Give every line of the material again, exactly as written.

> _DATA SUPPLIED_
start

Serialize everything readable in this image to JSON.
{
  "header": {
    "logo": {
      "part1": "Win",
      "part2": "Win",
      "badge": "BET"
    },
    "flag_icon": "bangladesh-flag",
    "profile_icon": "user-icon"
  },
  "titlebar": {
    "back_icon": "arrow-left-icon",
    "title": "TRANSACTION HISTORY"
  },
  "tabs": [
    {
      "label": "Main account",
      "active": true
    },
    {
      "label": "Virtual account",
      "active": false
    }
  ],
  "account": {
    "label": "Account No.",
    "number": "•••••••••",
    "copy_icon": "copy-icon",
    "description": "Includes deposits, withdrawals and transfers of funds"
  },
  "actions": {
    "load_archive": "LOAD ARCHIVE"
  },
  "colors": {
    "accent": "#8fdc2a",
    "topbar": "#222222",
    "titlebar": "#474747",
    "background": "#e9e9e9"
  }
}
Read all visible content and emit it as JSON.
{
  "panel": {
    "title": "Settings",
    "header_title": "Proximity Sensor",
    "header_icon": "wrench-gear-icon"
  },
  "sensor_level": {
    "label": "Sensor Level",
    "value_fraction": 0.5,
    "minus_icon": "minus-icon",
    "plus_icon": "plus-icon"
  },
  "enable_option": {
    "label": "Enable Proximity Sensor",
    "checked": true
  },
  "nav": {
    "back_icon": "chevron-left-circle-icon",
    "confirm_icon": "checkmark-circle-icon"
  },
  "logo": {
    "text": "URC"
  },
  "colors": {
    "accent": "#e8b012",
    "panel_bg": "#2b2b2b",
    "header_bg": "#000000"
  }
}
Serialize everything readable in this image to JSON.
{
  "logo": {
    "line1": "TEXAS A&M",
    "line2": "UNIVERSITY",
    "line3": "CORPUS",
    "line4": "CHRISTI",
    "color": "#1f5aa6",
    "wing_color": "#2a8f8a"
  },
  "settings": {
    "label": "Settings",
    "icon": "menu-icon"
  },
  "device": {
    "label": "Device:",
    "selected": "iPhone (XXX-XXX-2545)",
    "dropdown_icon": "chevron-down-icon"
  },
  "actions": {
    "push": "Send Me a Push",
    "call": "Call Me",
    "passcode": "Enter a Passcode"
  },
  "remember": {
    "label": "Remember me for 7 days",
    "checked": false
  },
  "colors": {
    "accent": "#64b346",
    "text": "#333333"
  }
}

end

> _COMPLETE OUTPUT_
Serialize everything readable in this image to JSON.
{
  "header": {
    "logo": {
      "part1": "Win",
      "part2": "Win",
      "badge": "BET"
    },
    "flag_icon": "bangladesh-flag",
    "profile_icon": "user-icon"
  },
  "titlebar": {
    "back_icon": "arrow-left-icon",
    "title": "TRANSACTION HISTORY"
  },
  "tabs": [
    {
      "label": "Main account",
      "active": true
    },
    {
      "label": "Virtual account",
      "active": false
    }
  ],
  "account": {
    "label": "Account No.",
    "number": "•••••••••",
    "copy_icon": "copy-icon",
    "description": "Includes deposits, withdrawals and transfers of funds"
  },
  "actions": {
    "load_archive": "LOAD ARCHIVE"
  },
  "colors": {
    "accent": "#8fdc2a",
    "topbar": "#222222",
    "titlebar": "#474747",
    "background": "#e9e9e9"
  }
}
Read all visible content and emit it as JSON.
{
  "panel": {
    "title": "Settings",
    "header_title": "Proximity Sensor",
    "header_icon": "wrench-gear-icon"
  },
  "sensor_level": {
    "label": "Sensor Level",
    "value_fraction": 0.5,
    "minus_icon": "minus-icon",
    "plus_icon": "plus-icon"
  },
  "enable_option": {
    "label": "Enable Proximity Sensor",
    "checked": true
  },
  "nav": {
    "back_icon": "chevron-left-circle-icon",
    "confirm_icon": "checkmark-circle-icon"
  },
  "logo": {
    "text": "URC"
  },
  "colors": {
    "accent": "#e8b012",
    "panel_bg": "#2b2b2b",
    "header_bg": "#000000"
  }
}
Serialize everything readable in this image to JSON.
{
  "logo": {
    "line1": "TEXAS A&M",
    "line2": "UNIVERSITY",
    "line3": "CORPUS",
    "line4": "CHRISTI",
    "color": "#1f5aa6",
    "wing_color": "#2a8f8a"
  },
  "settings": {
    "label": "Settings",
    "icon": "menu-icon"
  },
  "device": {
    "label": "Device:",
    "selected": "iPhone (XXX-XXX-2545)",
    "dropdown_icon": "chevron-down-icon"
  },
  "actions": {
    "push": "Send Me a Push",
    "call": "Call Me",
    "passcode": "Enter a Passcode"
  },
  "remember": {
    "label": "Remember me for 7 days",
    "checked": false
  },
  "colors": {
    "accent": "#64b346",
    "text": "#333333"
  }
}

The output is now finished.